Records from a collection of figures

-*-

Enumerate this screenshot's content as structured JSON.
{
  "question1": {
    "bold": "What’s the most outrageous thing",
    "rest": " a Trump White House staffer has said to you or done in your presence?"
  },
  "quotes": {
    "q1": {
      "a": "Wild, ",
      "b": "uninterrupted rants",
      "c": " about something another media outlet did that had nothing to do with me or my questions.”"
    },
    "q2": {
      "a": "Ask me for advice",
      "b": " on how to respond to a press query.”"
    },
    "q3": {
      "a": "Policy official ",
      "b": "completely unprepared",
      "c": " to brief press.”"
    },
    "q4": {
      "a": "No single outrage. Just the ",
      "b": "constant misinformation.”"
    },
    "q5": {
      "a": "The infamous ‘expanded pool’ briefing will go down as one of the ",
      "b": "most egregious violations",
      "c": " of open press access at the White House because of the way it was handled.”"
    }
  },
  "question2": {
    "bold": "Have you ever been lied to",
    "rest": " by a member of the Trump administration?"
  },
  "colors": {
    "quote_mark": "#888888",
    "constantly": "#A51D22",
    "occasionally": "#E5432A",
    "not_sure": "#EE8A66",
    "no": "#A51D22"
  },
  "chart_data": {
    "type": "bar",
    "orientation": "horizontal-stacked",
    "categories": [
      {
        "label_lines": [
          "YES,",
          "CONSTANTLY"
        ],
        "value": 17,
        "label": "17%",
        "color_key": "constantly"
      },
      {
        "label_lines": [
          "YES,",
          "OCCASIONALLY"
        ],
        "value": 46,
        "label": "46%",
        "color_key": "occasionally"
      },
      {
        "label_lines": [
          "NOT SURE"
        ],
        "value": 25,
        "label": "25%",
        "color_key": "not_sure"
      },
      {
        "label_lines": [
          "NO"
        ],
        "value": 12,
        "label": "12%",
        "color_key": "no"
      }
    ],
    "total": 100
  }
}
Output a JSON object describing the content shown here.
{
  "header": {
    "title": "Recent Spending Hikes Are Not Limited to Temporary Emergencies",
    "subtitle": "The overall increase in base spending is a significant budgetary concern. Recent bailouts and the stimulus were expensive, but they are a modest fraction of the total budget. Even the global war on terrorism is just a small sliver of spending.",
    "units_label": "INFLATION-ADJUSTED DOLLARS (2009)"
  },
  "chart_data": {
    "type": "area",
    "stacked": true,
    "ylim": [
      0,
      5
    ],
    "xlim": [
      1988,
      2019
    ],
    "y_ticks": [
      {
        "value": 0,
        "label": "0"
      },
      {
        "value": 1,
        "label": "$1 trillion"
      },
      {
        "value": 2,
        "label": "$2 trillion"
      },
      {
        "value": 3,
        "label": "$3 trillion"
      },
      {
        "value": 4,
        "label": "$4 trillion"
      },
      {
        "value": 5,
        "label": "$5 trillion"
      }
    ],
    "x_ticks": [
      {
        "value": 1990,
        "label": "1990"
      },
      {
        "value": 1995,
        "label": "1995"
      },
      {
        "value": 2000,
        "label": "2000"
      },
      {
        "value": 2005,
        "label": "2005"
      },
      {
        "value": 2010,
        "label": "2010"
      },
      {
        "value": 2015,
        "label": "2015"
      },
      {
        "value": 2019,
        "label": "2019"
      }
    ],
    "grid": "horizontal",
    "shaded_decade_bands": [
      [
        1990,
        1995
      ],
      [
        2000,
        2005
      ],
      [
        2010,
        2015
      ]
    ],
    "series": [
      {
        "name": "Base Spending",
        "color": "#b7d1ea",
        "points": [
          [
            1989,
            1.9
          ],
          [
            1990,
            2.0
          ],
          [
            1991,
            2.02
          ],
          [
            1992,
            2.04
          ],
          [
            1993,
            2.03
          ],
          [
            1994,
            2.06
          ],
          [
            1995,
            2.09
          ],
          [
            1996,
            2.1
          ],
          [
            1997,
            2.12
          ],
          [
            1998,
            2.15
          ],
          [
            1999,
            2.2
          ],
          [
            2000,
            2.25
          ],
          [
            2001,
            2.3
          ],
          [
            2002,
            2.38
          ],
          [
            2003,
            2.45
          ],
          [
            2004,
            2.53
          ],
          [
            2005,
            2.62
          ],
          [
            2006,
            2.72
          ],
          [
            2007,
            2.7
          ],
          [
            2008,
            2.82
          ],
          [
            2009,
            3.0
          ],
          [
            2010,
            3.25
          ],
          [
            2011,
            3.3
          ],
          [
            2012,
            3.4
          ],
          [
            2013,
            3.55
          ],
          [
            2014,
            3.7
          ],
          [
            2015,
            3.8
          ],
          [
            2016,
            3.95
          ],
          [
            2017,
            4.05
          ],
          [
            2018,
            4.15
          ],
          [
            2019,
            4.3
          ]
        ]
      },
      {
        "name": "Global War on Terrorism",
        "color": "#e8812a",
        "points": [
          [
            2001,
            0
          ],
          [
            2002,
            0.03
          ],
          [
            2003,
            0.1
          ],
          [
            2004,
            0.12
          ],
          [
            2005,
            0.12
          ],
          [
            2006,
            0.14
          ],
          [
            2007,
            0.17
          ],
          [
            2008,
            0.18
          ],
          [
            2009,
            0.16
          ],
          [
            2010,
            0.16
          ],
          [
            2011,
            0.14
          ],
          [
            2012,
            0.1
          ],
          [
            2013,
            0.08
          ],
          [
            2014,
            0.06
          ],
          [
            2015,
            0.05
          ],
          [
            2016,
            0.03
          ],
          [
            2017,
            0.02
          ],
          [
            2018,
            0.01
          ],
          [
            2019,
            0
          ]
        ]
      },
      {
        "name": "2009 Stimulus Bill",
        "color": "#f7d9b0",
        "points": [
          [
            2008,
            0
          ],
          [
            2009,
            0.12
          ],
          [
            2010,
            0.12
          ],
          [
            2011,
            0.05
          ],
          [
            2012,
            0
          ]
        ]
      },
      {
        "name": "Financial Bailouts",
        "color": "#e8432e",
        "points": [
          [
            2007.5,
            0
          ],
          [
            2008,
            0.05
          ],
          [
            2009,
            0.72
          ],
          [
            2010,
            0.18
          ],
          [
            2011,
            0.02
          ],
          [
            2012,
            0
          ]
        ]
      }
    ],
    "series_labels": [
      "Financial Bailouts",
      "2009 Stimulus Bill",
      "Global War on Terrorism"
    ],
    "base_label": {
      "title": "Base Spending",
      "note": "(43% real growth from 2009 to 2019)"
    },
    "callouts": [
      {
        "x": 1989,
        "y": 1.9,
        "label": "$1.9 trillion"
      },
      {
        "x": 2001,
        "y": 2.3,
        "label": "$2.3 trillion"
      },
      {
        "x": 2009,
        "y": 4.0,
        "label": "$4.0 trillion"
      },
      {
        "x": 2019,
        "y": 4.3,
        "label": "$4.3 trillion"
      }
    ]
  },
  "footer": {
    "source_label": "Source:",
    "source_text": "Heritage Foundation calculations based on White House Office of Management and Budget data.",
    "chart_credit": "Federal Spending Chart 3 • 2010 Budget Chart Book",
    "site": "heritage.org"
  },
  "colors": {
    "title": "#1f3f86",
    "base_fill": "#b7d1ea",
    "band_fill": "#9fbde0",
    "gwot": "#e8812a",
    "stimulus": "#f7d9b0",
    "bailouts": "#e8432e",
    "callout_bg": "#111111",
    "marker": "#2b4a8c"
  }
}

-*-

Set exercise -
Copy out all of the lines above exactly.

Right answer -
Enumerate this screenshot's content as structured JSON.
{
  "question1": {
    "bold": "What’s the most outrageous thing",
    "rest": " a Trump White House staffer has said to you or done in your presence?"
  },
  "quotes": {
    "q1": {
      "a": "Wild, ",
      "b": "uninterrupted rants",
      "c": " about something another media outlet did that had nothing to do with me or my questions.”"
    },
    "q2": {
      "a": "Ask me for advice",
      "b": " on how to respond to a press query.”"
    },
    "q3": {
      "a": "Policy official ",
      "b": "completely unprepared",
      "c": " to brief press.”"
    },
    "q4": {
      "a": "No single outrage. Just the ",
      "b": "constant misinformation.”"
    },
    "q5": {
      "a": "The infamous ‘expanded pool’ briefing will go down as one of the ",
      "b": "most egregious violations",
      "c": " of open press access at the White House because of the way it was handled.”"
    }
  },
  "question2": {
    "bold": "Have you ever been lied to",
    "rest": " by a member of the Trump administration?"
  },
  "colors": {
    "quote_mark": "#888888",
    "constantly": "#A51D22",
    "occasionally": "#E5432A",
    "not_sure": "#EE8A66",
    "no": "#A51D22"
  },
  "chart_data": {
    "type": "bar",
    "orientation": "horizontal-stacked",
    "categories": [
      {
        "label_lines": [
          "YES,",
          "CONSTANTLY"
        ],
        "value": 17,
        "label": "17%",
        "color_key": "constantly"
      },
      {
        "label_lines": [
          "YES,",
          "OCCASIONALLY"
        ],
        "value": 46,
        "label": "46%",
        "color_key": "occasionally"
      },
      {
        "label_lines": [
          "NOT SURE"
        ],
        "value": 25,
        "label": "25%",
        "color_key": "not_sure"
      },
      {
        "label_lines": [
          "NO"
        ],
        "value": 12,
        "label": "12%",
        "color_key": "no"
      }
    ],
    "total": 100
  }
}
Output a JSON object describing the content shown here.
{
  "header": {
    "title": "Recent Spending Hikes Are Not Limited to Temporary Emergencies",
    "subtitle": "The overall increase in base spending is a significant budgetary concern. Recent bailouts and the stimulus were expensive, but they are a modest fraction of the total budget. Even the global war on terrorism is just a small sliver of spending.",
    "units_label": "INFLATION-ADJUSTED DOLLARS (2009)"
  },
  "chart_data": {
    "type": "area",
    "stacked": true,
    "ylim": [
      0,
      5
    ],
    "xlim": [
      1988,
      2019
    ],
    "y_ticks": [
      {
        "value": 0,
        "label": "0"
      },
      {
        "value": 1,
        "label": "$1 trillion"
      },
      {
        "value": 2,
        "label": "$2 trillion"
      },
      {
        "value": 3,
        "label": "$3 trillion"
      },
      {
        "value": 4,
        "label": "$4 trillion"
      },
      {
        "value": 5,
        "label": "$5 trillion"
      }
    ],
    "x_ticks": [
      {
        "value": 1990,
        "label": "1990"
      },
      {
        "value": 1995,
        "label": "1995"
      },
      {
        "value": 2000,
        "label": "2000"
      },
      {
        "value": 2005,
        "label": "2005"
      },
      {
        "value": 2010,
        "label": "2010"
      },
      {
        "value": 2015,
        "label": "2015"
      },
      {
        "value": 2019,
        "label": "2019"
      }
    ],
    "grid": "horizontal",
    "shaded_decade_bands": [
      [
        1990,
        1995
      ],
      [
        2000,
        2005
      ],
      [
        2010,
        2015
      ]
    ],
    "series": [
      {
        "name": "Base Spending",
        "color": "#b7d1ea",
        "points": [
          [
            1989,
            1.9
          ],
          [
            1990,
            2.0
          ],
          [
            1991,
            2.02
          ],
          [
            1992,
            2.04
          ],
          [
            1993,
            2.03
          ],
          [
            1994,
            2.06
          ],
          [
            1995,
            2.09
          ],
          [
            1996,
            2.1
          ],
          [
            1997,
            2.12
          ],
          [
            1998,
            2.15
          ],
          [
            1999,
            2.2
          ],
          [
            2000,
            2.25
          ],
          [
            2001,
            2.3
          ],
          [
            2002,
            2.38
          ],
          [
            2003,
            2.45
          ],
          [
            2004,
            2.53
          ],
          [
            2005,
            2.62
          ],
          [
            2006,
            2.72
          ],
          [
            2007,
            2.7
          ],
          [
            2008,
            2.82
          ],
          [
            2009,
            3.0
          ],
          [
            2010,
            3.25
          ],
          [
            2011,
            3.3
          ],
          [
            2012,
            3.4
          ],
          [
            2013,
            3.55
          ],
          [
            2014,
            3.7
          ],
          [
            2015,
            3.8
          ],
          [
            2016,
            3.95
          ],
          [
            2017,
            4.05
          ],
          [
            2018,
            4.15
          ],
          [
            2019,
            4.3
          ]
        ]
      },
      {
        "name": "Global War on Terrorism",
        "color": "#e8812a",
        "points": [
          [
            2001,
            0
          ],
          [
            2002,
            0.03
          ],
          [
            2003,
            0.1
          ],
          [
            2004,
            0.12
          ],
          [
            2005,
            0.12
          ],
          [
            2006,
            0.14
          ],
          [
            2007,
            0.17
          ],
          [
            2008,
            0.18
          ],
          [
            2009,
            0.16
          ],
          [
            2010,
            0.16
          ],
          [
            2011,
            0.14
          ],
          [
            2012,
            0.1
          ],
          [
            2013,
            0.08
          ],
          [
            2014,
            0.06
          ],
          [
            2015,
            0.05
          ],
          [
            2016,
            0.03
          ],
          [
            2017,
            0.02
          ],
          [
            2018,
            0.01
          ],
          [
            2019,
            0
          ]
        ]
      },
      {
        "name": "2009 Stimulus Bill",
        "color": "#f7d9b0",
        "points": [
          [
            2008,
            0
          ],
          [
            2009,
            0.12
          ],
          [
            2010,
            0.12
          ],
          [
            2011,
            0.05
          ],
          [
            2012,
            0
          ]
        ]
      },
      {
        "name": "Financial Bailouts",
        "color": "#e8432e",
        "points": [
          [
            2007.5,
            0
          ],
          [
            2008,
            0.05
          ],
          [
            2009,
            0.72
          ],
          [
            2010,
            0.18
          ],
          [
            2011,
            0.02
          ],
          [
            2012,
            0
          ]
        ]
      }
    ],
    "series_labels": [
      "Financial Bailouts",
      "2009 Stimulus Bill",
      "Global War on Terrorism"
    ],
    "base_label": {
      "title": "Base Spending",
      "note": "(43% real growth from 2009 to 2019)"
    },
    "callouts": [
      {
        "x": 1989,
        "y": 1.9,
        "label": "$1.9 trillion"
      },
      {
        "x": 2001,
        "y": 2.3,
        "label": "$2.3 trillion"
      },
      {
        "x": 2009,
        "y": 4.0,
        "label": "$4.0 trillion"
      },
      {
        "x": 2019,
        "y": 4.3,
        "label": "$4.3 trillion"
      }
    ]
  },
  "footer": {
    "source_label": "Source:",
    "source_text": "Heritage Foundation calculations based on White House Office of Management and Budget data.",
    "chart_credit": "Federal Spending Chart 3 • 2010 Budget Chart Book",
    "site": "heritage.org"
  },
  "colors": {
    "title": "#1f3f86",
    "base_fill": "#b7d1ea",
    "band_fill": "#9fbde0",
    "gwot": "#e8812a",
    "stimulus": "#f7d9b0",
    "bailouts": "#e8432e",
    "callout_bg": "#111111",
    "marker": "#2b4a8c"
  }
}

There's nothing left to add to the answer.